* [THE REQUEST] State how many lines of the listing below include the word "document". Give only the number.

* [WORKING DATA]
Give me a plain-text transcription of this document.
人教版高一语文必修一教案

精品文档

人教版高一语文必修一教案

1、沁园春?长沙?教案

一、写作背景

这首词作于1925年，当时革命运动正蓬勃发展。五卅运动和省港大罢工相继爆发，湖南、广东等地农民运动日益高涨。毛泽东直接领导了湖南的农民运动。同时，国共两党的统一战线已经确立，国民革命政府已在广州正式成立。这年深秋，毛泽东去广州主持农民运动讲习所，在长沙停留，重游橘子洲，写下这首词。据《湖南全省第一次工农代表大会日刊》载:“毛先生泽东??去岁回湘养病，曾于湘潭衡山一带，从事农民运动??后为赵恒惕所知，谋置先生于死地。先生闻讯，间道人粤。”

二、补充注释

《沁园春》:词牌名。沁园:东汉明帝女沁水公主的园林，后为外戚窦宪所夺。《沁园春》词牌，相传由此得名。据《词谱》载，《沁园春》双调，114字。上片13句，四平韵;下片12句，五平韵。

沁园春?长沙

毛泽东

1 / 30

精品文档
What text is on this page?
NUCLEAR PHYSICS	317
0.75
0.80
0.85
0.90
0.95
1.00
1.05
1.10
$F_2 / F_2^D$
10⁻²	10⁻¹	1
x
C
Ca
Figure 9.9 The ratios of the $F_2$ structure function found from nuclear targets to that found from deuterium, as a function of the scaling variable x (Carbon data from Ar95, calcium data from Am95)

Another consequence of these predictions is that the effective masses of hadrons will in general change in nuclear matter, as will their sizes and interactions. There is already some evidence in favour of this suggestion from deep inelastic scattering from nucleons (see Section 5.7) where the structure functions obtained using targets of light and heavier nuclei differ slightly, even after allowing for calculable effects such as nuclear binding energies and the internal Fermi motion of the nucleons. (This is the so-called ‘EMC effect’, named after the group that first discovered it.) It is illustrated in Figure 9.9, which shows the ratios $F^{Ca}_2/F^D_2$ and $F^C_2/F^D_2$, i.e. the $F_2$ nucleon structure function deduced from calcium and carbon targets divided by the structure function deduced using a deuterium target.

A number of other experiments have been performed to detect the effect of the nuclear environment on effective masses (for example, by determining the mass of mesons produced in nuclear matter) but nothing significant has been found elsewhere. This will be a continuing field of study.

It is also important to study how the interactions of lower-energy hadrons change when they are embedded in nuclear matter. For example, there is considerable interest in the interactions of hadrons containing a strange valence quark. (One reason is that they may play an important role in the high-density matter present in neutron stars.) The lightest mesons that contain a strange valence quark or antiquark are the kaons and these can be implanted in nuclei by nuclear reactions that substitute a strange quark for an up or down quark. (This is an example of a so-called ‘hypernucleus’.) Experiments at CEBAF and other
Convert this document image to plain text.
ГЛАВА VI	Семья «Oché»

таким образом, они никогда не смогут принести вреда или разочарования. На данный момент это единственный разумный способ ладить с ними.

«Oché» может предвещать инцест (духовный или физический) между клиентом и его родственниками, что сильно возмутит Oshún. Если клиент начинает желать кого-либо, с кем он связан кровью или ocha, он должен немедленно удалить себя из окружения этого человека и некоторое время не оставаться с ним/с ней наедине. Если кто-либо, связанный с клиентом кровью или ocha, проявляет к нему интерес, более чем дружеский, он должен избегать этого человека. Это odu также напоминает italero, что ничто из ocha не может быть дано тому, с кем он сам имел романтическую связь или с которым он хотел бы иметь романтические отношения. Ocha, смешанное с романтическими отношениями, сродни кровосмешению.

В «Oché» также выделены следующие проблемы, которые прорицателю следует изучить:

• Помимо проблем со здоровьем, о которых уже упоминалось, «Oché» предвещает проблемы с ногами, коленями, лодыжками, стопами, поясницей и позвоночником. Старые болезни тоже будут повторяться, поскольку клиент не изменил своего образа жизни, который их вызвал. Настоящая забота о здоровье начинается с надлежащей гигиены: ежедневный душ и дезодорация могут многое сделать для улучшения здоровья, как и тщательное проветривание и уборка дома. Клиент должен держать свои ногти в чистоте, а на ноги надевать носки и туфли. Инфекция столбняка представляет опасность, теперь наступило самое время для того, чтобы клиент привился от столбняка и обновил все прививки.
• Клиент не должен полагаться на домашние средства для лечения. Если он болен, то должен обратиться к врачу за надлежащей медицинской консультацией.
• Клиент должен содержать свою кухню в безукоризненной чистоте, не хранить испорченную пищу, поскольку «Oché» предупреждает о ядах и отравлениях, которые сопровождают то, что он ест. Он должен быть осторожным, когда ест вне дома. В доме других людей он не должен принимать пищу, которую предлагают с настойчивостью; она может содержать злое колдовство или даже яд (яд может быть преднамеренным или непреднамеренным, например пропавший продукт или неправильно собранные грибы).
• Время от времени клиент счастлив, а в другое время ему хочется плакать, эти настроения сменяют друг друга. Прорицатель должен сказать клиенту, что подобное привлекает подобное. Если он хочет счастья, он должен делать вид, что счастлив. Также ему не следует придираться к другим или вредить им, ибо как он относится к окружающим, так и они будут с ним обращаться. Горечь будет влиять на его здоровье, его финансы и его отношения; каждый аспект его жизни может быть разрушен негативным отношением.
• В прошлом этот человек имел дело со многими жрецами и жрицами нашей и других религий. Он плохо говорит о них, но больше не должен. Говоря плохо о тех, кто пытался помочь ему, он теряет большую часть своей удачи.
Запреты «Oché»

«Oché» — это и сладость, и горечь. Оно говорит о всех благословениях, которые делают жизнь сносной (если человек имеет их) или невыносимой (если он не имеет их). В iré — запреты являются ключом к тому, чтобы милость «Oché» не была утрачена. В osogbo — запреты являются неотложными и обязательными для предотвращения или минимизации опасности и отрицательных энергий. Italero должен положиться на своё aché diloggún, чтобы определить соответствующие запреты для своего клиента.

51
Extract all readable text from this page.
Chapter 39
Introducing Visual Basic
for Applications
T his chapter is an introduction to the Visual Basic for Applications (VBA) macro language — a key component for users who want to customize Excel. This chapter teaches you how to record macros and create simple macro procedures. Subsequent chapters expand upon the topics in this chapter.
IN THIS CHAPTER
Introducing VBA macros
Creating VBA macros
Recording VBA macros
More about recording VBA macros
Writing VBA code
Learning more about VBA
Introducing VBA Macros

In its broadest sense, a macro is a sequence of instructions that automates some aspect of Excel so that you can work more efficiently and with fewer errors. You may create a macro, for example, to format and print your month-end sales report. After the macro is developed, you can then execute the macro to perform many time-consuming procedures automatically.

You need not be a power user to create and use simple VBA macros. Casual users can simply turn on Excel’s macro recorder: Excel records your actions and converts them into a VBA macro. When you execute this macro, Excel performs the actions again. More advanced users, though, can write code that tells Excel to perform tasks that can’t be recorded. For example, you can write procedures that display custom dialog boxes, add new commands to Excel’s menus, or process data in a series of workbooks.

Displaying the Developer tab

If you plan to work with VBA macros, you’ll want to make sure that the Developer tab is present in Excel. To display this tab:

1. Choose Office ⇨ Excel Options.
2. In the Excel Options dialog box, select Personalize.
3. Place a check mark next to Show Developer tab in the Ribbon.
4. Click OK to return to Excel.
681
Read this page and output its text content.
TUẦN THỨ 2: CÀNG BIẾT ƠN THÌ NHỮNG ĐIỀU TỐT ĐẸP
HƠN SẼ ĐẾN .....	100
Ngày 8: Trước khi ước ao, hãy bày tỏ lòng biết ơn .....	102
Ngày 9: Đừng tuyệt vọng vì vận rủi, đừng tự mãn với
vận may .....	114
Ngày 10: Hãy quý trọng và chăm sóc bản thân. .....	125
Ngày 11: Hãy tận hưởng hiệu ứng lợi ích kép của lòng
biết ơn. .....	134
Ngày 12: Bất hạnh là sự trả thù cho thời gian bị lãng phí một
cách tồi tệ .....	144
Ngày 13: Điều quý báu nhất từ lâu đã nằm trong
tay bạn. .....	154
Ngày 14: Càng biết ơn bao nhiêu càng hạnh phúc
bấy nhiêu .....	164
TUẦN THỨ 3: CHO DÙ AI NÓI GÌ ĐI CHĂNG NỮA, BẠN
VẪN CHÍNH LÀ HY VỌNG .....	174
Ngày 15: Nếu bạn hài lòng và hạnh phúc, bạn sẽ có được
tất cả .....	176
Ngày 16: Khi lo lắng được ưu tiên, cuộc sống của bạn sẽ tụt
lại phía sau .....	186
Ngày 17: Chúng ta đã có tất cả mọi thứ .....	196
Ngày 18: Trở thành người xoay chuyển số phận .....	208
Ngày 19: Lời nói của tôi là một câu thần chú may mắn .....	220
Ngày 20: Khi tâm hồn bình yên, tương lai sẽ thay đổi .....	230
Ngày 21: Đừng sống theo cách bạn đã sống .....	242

* [FINISHED ANSWER] 2